==== Excerpted records ====

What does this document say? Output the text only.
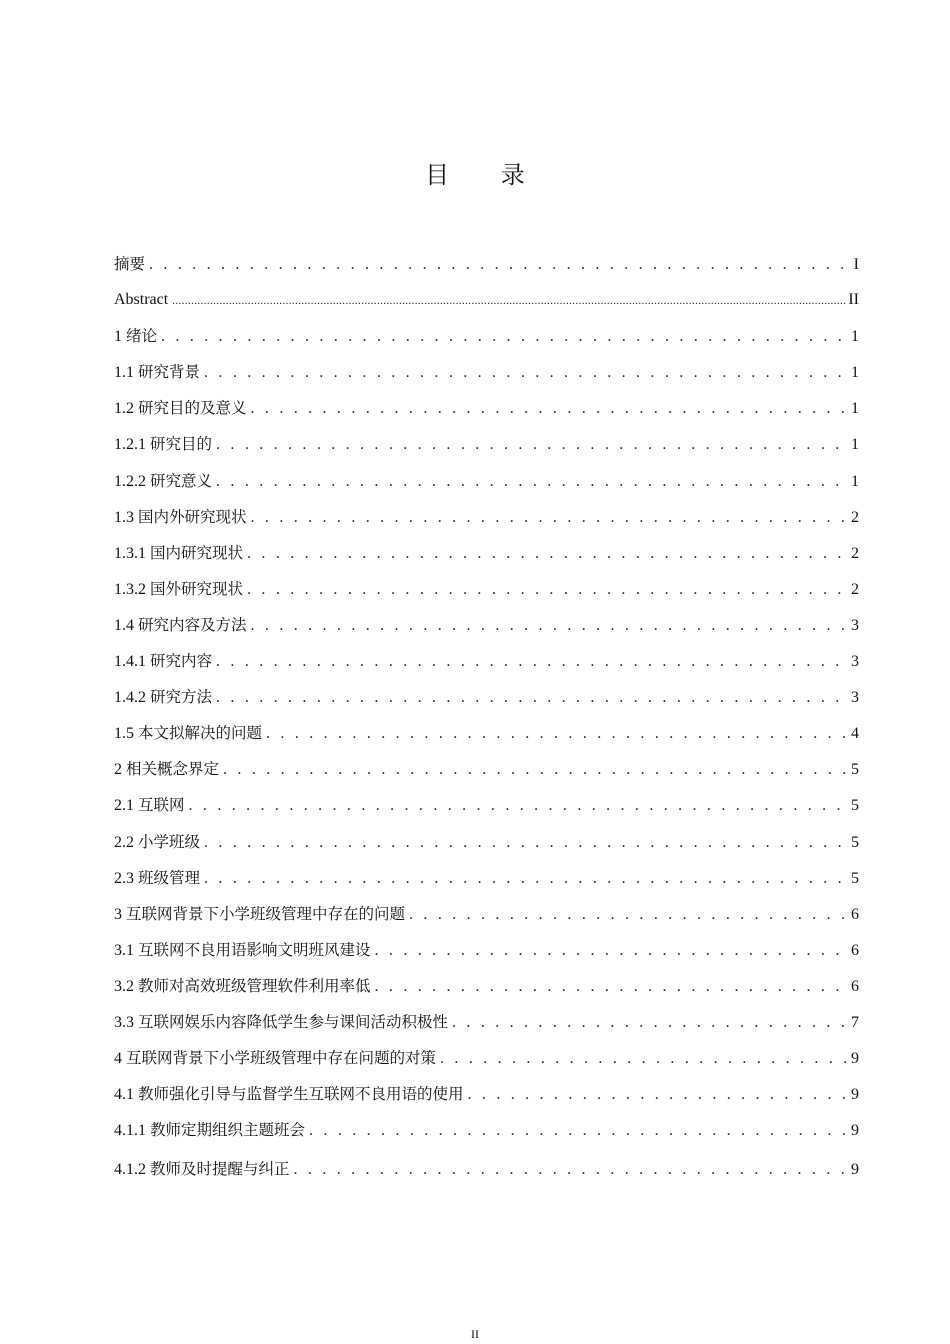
目 录
摘要 . . .	I
Abstract .....	II
1 绪论 . . .	1
1.1 研究背景 . . .	1
1.2 研究目的及意义 . . .	1
1.2.1 研究目的 . . .	1
1.2.2 研究意义 . . .	1
1.3 国内外研究现状 . . .	2
1.3.1 国内研究现状 . . .	2
1.3.2 国外研究现状 . . .	2
1.4 研究内容及方法 . . .	3
1.4.1 研究内容 . . .	3
1.4.2 研究方法 . . .	3
1.5 本文拟解决的问题 . . .	4
2 相关概念界定 . . .	5
2.1 互联网 . . .	5
2.2 小学班级 . . .	5
2.3 班级管理 . . .	5
3 互联网背景下小学班级管理中存在的问题 . . .	6
3.1 互联网不良用语影响文明班风建设 . . .	6
3.2 教师对高效班级管理软件利用率低 . . .	6
3.3 互联网娱乐内容降低学生参与课间活动积极性 . . .	7
4 互联网背景下小学班级管理中存在问题的对策 . . .	9
4.1 教师强化引导与监督学生互联网不良用语的使用 . . .	9
4.1.1 教师定期组织主题班会 . . .	9
4.1.2 教师及时提醒与纠正 . . .	9
II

====

#### [Exercise brief]
Give every record back exactly as it reads, with no images.

#### [Finished task]
What does this document say? Output the text only.
目 录
摘要 . . .	I
Abstract .....	II
1 绪论 . . .	1
1.1 研究背景 . . .	1
1.2 研究目的及意义 . . .	1
1.2.1 研究目的 . . .	1
1.2.2 研究意义 . . .	1
1.3 国内外研究现状 . . .	2
1.3.1 国内研究现状 . . .	2
1.3.2 国外研究现状 . . .	2
1.4 研究内容及方法 . . .	3
1.4.1 研究内容 . . .	3
1.4.2 研究方法 . . .	3
1.5 本文拟解决的问题 . . .	4
2 相关概念界定 . . .	5
2.1 互联网 . . .	5
2.2 小学班级 . . .	5
2.3 班级管理 . . .	5
3 互联网背景下小学班级管理中存在的问题 . . .	6
3.1 互联网不良用语影响文明班风建设 . . .	6
3.2 教师对高效班级管理软件利用率低 . . .	6
3.3 互联网娱乐内容降低学生参与课间活动积极性 . . .	7
4 互联网背景下小学班级管理中存在问题的对策 . . .	9
4.1 教师强化引导与监督学生互联网不良用语的使用 . . .	9
4.1.1 教师定期组织主题班会 . . .	9
4.1.2 教师及时提醒与纠正 . . .	9
II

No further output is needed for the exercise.